**SOURCE EXCERPT:**
# Quantization¶

Primitives may support reduced precision computations which require quantization.

## Quantization Model¶

The primary quantization model that the library assumes is the following:

$x_{f32}[:] = scale_{f32} \cdot (x_{int8}[:] - 0_{x_{int8}})$

where $$scale_{f32}$$ is a scaling factor that is somehow known in advance and $$[:]$$ is used to denote elementwise application of the formula to the arrays. Typically, the process of computing scale factors is called calibration. The library cannot compute any of the scale factors at run-time dynamically. Hence, the model is sometimes called a static quantization model. The main rationale to support only static quantization out-of-the-box is higher performance. To use dynamic quantization:

1. Compute the result in higher precision, like dnnl::memory::data_type::s32.

2. Find the required characteristics, like min and max values, and derive the scale factor.

3. Re-quantize to the lower precision data type.

oneDNN assumes a fixed zero position. For most of the primitives, the real zero value is mapped to the zero for quantized values; that is, $$0_{x_{int8}} = 0$$. For example, this is the only model that Convolution and Deconvolution and Inner Product currently support. The RNN primitives have limited support of shifted zero.

For the rest of this section we that $$0_{x_{int8}} = 0$$.

## Example: Convolution Quantization Workflow¶

Consider a convolution without bias. The tensors are represented as:

• $$\src_{f32}[:] = scale_{\src} \cdot \src_{int8}[:]$$

• $$\weights_{f32}[:] = scale_{\weights} \cdot \weights_{int8}[:]$$

• $$\dst_{f32}[:] = scale_{\dst} \cdot \dst_{int8}[:]$$

Here the $$\src_{f32}, \weights_{f32}, \dst_{f32}$$ are not computed at all, the whole work happens with int8 tensors. As mentioned above, we also somehow know all the scaling factors: scale_{src}, scale_{weights}, scale_{dst}.

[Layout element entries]
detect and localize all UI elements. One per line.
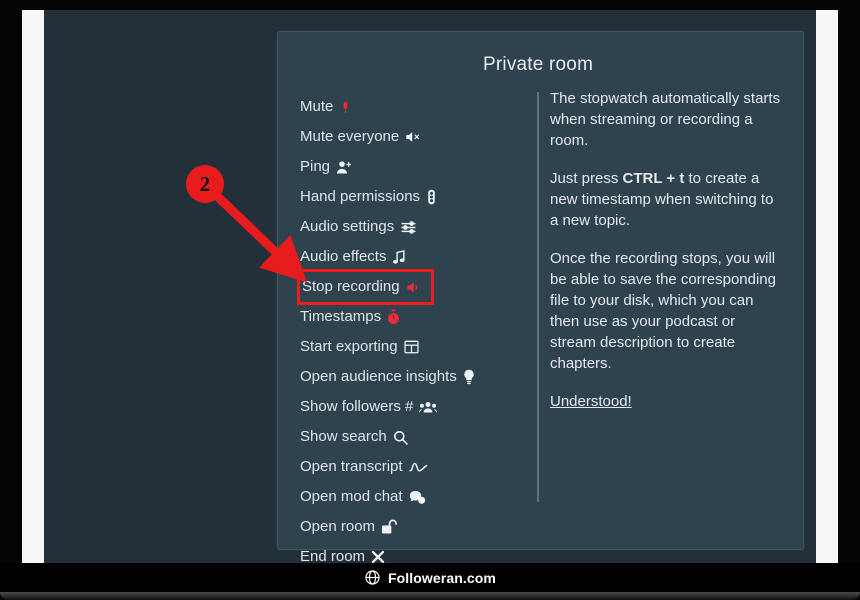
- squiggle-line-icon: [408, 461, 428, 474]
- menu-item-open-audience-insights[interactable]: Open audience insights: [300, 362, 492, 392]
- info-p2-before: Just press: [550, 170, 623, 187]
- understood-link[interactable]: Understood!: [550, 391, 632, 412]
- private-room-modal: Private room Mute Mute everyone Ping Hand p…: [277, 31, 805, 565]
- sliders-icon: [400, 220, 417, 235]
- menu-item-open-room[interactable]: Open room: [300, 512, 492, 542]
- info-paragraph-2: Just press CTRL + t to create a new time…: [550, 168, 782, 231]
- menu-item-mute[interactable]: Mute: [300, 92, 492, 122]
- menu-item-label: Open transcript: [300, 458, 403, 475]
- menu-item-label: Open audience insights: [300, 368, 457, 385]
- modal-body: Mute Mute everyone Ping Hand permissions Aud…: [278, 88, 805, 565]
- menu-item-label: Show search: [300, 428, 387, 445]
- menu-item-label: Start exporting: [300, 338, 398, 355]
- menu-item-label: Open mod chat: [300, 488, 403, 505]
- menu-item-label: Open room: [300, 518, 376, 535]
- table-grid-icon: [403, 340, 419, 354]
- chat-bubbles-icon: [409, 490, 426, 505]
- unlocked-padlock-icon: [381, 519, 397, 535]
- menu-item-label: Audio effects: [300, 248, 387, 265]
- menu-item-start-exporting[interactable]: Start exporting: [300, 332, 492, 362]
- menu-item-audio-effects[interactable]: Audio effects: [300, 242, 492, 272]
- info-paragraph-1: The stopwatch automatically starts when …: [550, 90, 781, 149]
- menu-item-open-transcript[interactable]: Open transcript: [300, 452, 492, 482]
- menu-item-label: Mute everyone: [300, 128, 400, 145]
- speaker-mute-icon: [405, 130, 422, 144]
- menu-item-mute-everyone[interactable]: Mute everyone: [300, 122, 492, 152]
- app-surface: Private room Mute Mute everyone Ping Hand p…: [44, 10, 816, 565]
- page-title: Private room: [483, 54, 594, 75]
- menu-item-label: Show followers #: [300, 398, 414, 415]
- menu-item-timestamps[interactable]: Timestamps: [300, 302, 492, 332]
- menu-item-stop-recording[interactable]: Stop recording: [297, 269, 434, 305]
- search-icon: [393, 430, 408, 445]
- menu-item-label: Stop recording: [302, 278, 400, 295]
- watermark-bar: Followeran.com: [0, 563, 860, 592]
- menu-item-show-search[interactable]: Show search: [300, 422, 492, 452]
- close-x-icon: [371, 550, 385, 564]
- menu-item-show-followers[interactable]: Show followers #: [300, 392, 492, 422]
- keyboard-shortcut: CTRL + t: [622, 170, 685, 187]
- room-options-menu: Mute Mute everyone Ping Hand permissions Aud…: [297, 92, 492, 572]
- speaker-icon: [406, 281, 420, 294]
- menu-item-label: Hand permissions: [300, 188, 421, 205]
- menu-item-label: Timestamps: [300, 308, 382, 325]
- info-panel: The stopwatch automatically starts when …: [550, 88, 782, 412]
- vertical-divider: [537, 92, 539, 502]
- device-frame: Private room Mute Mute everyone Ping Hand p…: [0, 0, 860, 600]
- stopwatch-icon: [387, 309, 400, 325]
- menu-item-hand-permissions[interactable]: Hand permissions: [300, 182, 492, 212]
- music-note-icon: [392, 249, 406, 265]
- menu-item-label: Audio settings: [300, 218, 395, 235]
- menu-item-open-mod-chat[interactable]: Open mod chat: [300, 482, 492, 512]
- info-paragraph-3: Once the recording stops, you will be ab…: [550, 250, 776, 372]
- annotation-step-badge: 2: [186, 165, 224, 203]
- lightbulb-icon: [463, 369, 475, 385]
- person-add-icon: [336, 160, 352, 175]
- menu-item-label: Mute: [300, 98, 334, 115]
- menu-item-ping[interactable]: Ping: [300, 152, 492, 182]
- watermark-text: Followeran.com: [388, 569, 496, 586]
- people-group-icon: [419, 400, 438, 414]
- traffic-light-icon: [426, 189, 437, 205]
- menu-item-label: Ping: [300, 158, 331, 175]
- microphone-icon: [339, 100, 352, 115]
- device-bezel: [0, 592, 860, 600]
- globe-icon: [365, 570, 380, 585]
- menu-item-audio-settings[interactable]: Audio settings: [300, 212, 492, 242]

**GIVEN INSTRUCTION A:** Summarize the quantization page in two sentences.
**GIVEN INSTRUCTION B:** Reproduce word for word the part of the quantization page that opens with the words containing "## Quantization Model¶" and closes with "the scale factor.".

**FULL RESPONSE A:** The library assumes a static quantization model in which a floating-point value equals a scale factor, known in advance through calibration, multiplied by the difference between the int8 value and a zero point, because scale factors cannot be computed at run time; dynamic quantization instead requires computing in higher precision, deriving the scale factor from characteristics such as min and max values, and re-quantizing. oneDNN assumes a fixed zero position, with real zero mapped to quantized zero for most primitives, and in the example of a convolution without bias all the work happens with int8 tensors using known scaling factors for the source, weights, and destination.

**FULL RESPONSE B:**
## Quantization Model¶

The primary quantization model that the library assumes is the following:

$x_{f32}[:] = scale_{f32} \cdot (x_{int8}[:] - 0_{x_{int8}})$

where $$scale_{f32}$$ is a scaling factor that is somehow known in advance and $$[:]$$ is used to denote elementwise application of the formula to the arrays. Typically, the process of computing scale factors is called calibration. The library cannot compute any of the scale factors at run-time dynamically. Hence, the model is sometimes called a static quantization model. The main rationale to support only static quantization out-of-the-box is higher performance. To use dynamic quantization:

1. Compute the result in higher precision, like dnnl::memory::data_type::s32.

2. Find the required characteristics, like min and max values, and derive the scale factor.